* **Exercise directions**
Render every entry exactly as it appears.

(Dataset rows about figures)

-- START --

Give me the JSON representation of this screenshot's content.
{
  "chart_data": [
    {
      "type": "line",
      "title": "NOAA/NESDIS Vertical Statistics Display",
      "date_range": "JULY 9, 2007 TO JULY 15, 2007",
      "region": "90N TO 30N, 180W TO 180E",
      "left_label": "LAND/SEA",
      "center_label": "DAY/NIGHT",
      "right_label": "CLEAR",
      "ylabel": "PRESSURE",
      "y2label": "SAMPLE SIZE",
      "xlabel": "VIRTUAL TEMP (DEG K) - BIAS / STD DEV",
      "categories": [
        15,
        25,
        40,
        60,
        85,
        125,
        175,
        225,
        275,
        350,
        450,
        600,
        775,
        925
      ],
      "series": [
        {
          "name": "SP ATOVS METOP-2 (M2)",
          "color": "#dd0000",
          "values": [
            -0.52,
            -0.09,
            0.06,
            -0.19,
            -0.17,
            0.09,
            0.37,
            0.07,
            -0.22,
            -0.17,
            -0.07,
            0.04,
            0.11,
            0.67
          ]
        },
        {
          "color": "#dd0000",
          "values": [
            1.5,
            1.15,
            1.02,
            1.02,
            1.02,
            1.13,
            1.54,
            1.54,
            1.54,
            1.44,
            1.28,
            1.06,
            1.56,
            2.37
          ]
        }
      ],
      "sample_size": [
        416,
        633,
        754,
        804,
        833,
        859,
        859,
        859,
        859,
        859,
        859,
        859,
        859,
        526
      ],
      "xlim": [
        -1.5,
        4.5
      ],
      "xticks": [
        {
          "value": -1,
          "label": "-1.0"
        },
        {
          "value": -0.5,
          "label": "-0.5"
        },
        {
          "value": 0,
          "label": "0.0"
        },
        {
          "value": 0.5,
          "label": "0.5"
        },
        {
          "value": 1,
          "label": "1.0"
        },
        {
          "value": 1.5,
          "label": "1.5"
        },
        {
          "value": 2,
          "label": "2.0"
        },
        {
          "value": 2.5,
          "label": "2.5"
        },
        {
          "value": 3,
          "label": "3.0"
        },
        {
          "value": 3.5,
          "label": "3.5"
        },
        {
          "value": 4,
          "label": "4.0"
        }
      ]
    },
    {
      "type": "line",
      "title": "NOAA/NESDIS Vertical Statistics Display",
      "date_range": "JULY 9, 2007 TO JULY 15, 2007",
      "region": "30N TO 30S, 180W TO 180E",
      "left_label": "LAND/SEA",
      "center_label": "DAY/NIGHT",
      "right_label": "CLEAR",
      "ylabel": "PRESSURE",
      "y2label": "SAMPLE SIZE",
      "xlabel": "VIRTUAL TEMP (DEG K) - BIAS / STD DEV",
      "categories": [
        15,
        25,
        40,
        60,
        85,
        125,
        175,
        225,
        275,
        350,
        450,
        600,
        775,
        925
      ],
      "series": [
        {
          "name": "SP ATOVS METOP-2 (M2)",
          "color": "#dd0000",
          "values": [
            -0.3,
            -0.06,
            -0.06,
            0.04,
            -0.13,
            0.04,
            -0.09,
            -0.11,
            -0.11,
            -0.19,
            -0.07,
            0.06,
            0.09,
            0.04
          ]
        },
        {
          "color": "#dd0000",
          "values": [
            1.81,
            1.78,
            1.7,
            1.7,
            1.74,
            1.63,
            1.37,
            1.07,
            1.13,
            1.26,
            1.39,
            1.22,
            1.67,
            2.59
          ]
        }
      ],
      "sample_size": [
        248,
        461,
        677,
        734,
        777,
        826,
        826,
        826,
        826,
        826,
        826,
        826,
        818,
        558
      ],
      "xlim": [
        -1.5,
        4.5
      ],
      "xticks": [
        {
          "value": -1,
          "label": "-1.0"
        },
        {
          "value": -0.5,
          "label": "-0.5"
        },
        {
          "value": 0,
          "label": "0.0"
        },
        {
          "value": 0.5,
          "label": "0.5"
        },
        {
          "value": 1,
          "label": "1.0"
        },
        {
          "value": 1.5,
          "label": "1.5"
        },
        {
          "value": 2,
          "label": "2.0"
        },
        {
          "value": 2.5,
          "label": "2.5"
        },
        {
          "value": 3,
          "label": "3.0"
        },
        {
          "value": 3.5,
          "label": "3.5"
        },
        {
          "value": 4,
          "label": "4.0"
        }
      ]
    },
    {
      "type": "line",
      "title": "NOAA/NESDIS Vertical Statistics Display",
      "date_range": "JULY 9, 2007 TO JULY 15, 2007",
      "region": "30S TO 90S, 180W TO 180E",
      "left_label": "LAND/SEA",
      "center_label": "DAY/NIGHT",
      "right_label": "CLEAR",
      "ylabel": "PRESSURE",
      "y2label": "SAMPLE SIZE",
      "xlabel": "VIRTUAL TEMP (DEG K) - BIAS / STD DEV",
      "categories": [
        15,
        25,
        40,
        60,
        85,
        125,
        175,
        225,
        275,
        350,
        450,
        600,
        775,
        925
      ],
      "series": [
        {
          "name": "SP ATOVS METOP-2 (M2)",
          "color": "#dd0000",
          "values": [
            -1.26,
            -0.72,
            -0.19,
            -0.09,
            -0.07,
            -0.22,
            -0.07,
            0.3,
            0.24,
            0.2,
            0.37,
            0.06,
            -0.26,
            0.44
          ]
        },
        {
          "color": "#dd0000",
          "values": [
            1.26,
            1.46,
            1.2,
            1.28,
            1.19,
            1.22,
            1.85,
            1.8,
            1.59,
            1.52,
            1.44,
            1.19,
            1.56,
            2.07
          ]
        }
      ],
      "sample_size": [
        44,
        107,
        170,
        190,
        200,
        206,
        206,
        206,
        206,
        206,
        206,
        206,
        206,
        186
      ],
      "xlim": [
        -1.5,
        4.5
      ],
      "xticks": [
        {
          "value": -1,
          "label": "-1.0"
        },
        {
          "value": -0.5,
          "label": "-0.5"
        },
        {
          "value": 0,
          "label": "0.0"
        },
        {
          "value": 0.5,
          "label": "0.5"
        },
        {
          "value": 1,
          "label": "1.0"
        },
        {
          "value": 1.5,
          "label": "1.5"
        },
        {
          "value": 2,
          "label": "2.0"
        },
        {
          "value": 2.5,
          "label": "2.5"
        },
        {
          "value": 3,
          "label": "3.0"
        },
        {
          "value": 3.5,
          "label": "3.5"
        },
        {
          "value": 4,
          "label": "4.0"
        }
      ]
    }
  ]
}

-- END --

* **Complete output**
Give me the JSON representation of this screenshot's content.
{
  "chart_data": [
    {
      "type": "line",
      "title": "NOAA/NESDIS Vertical Statistics Display",
      "date_range": "JULY 9, 2007 TO JULY 15, 2007",
      "region": "90N TO 30N, 180W TO 180E",
      "left_label": "LAND/SEA",
      "center_label": "DAY/NIGHT",
      "right_label": "CLEAR",
      "ylabel": "PRESSURE",
      "y2label": "SAMPLE SIZE",
      "xlabel": "VIRTUAL TEMP (DEG K) - BIAS / STD DEV",
      "categories": [
        15,
        25,
        40,
        60,
        85,
        125,
        175,
        225,
        275,
        350,
        450,
        600,
        775,
        925
      ],
      "series": [
        {
          "name": "SP ATOVS METOP-2 (M2)",
          "color": "#dd0000",
          "values": [
            -0.52,
            -0.09,
            0.06,
            -0.19,
            -0.17,
            0.09,
            0.37,
            0.07,
            -0.22,
            -0.17,
            -0.07,
            0.04,
            0.11,
            0.67
          ]
        },
        {
          "color": "#dd0000",
          "values": [
            1.5,
            1.15,
            1.02,
            1.02,
            1.02,
            1.13,
            1.54,
            1.54,
            1.54,
            1.44,
            1.28,
            1.06,
            1.56,
            2.37
          ]
        }
      ],
      "sample_size": [
        416,
        633,
        754,
        804,
        833,
        859,
        859,
        859,
        859,
        859,
        859,
        859,
        859,
        526
      ],
      "xlim": [
        -1.5,
        4.5
      ],
      "xticks": [
        {
          "value": -1,
          "label": "-1.0"
        },
        {
          "value": -0.5,
          "label": "-0.5"
        },
        {
          "value": 0,
          "label": "0.0"
        },
        {
          "value": 0.5,
          "label": "0.5"
        },
        {
          "value": 1,
          "label": "1.0"
        },
        {
          "value": 1.5,
          "label": "1.5"
        },
        {
          "value": 2,
          "label": "2.0"
        },
        {
          "value": 2.5,
          "label": "2.5"
        },
        {
          "value": 3,
          "label": "3.0"
        },
        {
          "value": 3.5,
          "label": "3.5"
        },
        {
          "value": 4,
          "label": "4.0"
        }
      ]
    },
    {
      "type": "line",
      "title": "NOAA/NESDIS Vertical Statistics Display",
      "date_range": "JULY 9, 2007 TO JULY 15, 2007",
      "region": "30N TO 30S, 180W TO 180E",
      "left_label": "LAND/SEA",
      "center_label": "DAY/NIGHT",
      "right_label": "CLEAR",
      "ylabel": "PRESSURE",
      "y2label": "SAMPLE SIZE",
      "xlabel": "VIRTUAL TEMP (DEG K) - BIAS / STD DEV",
      "categories": [
        15,
        25,
        40,
        60,
        85,
        125,
        175,
        225,
        275,
        350,
        450,
        600,
        775,
        925
      ],
      "series": [
        {
          "name": "SP ATOVS METOP-2 (M2)",
          "color": "#dd0000",
          "values": [
            -0.3,
            -0.06,
            -0.06,
            0.04,
            -0.13,
            0.04,
            -0.09,
            -0.11,
            -0.11,
            -0.19,
            -0.07,
            0.06,
            0.09,
            0.04
          ]
        },
        {
          "color": "#dd0000",
          "values": [
            1.81,
            1.78,
            1.7,
            1.7,
            1.74,
            1.63,
            1.37,
            1.07,
            1.13,
            1.26,
            1.39,
            1.22,
            1.67,
            2.59
          ]
        }
      ],
      "sample_size": [
        248,
        461,
        677,
        734,
        777,
        826,
        826,
        826,
        826,
        826,
        826,
        826,
        818,
        558
      ],
      "xlim": [
        -1.5,
        4.5
      ],
      "xticks": [
        {
          "value": -1,
          "label": "-1.0"
        },
        {
          "value": -0.5,
          "label": "-0.5"
        },
        {
          "value": 0,
          "label": "0.0"
        },
        {
          "value": 0.5,
          "label": "0.5"
        },
        {
          "value": 1,
          "label": "1.0"
        },
        {
          "value": 1.5,
          "label": "1.5"
        },
        {
          "value": 2,
          "label": "2.0"
        },
        {
          "value": 2.5,
          "label": "2.5"
        },
        {
          "value": 3,
          "label": "3.0"
        },
        {
          "value": 3.5,
          "label": "3.5"
        },
        {
          "value": 4,
          "label": "4.0"
        }
      ]
    },
    {
      "type": "line",
      "title": "NOAA/NESDIS Vertical Statistics Display",
      "date_range": "JULY 9, 2007 TO JULY 15, 2007",
      "region": "30S TO 90S, 180W TO 180E",
      "left_label": "LAND/SEA",
      "center_label": "DAY/NIGHT",
      "right_label": "CLEAR",
      "ylabel": "PRESSURE",
      "y2label": "SAMPLE SIZE",
      "xlabel": "VIRTUAL TEMP (DEG K) - BIAS / STD DEV",
      "categories": [
        15,
        25,
        40,
        60,
        85,
        125,
        175,
        225,
        275,
        350,
        450,
        600,
        775,
        925
      ],
      "series": [
        {
          "name": "SP ATOVS METOP-2 (M2)",
          "color": "#dd0000",
          "values": [
            -1.26,
            -0.72,
            -0.19,
            -0.09,
            -0.07,
            -0.22,
            -0.07,
            0.3,
            0.24,
            0.2,
            0.37,
            0.06,
            -0.26,
            0.44
          ]
        },
        {
          "color": "#dd0000",
          "values": [
            1.26,
            1.46,
            1.2,
            1.28,
            1.19,
            1.22,
            1.85,
            1.8,
            1.59,
            1.52,
            1.44,
            1.19,
            1.56,
            2.07
          ]
        }
      ],
      "sample_size": [
        44,
        107,
        170,
        190,
        200,
        206,
        206,
        206,
        206,
        206,
        206,
        206,
        206,
        186
      ],
      "xlim": [
        -1.5,
        4.5
      ],
      "xticks": [
        {
          "value": -1,
          "label": "-1.0"
        },
        {
          "value": -0.5,
          "label": "-0.5"
        },
        {
          "value": 0,
          "label": "0.0"
        },
        {
          "value": 0.5,
          "label": "0.5"
        },
        {
          "value": 1,
          "label": "1.0"
        },
        {
          "value": 1.5,
          "label": "1.5"
        },
        {
          "value": 2,
          "label": "2.0"
        },
        {
          "value": 2.5,
          "label": "2.5"
        },
        {
          "value": 3,
          "label": "3.0"
        },
        {
          "value": 3.5,
          "label": "3.5"
        },
        {
          "value": 4,
          "label": "4.0"
        }
      ]
    }
  ]
}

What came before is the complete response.